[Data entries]
BEGIN
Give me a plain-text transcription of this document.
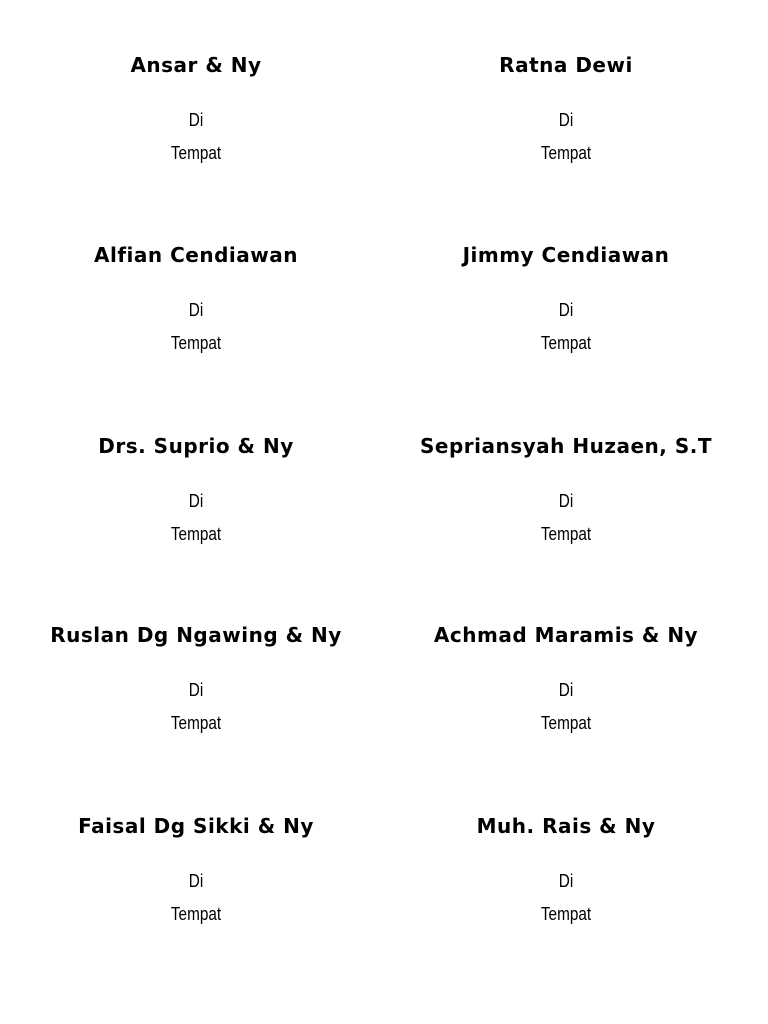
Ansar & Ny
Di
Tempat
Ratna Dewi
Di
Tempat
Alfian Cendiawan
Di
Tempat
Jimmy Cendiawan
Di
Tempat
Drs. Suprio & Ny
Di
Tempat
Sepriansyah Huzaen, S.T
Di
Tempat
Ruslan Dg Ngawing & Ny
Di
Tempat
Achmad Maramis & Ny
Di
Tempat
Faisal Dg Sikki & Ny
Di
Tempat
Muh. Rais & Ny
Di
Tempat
END
WHAT THIS TASK INVOLVES
Restate the whole listing above exactly, except for its images.

WRITTEN ANSWER
Give me a plain-text transcription of this document.
Ansar & Ny
Di
Tempat
Ratna Dewi
Di
Tempat
Alfian Cendiawan
Di
Tempat
Jimmy Cendiawan
Di
Tempat
Drs. Suprio & Ny
Di
Tempat
Sepriansyah Huzaen, S.T
Di
Tempat
Ruslan Dg Ngawing & Ny
Di
Tempat
Achmad Maramis & Ny
Di
Tempat
Faisal Dg Sikki & Ny
Di
Tempat
Muh. Rais & Ny
Di
Tempat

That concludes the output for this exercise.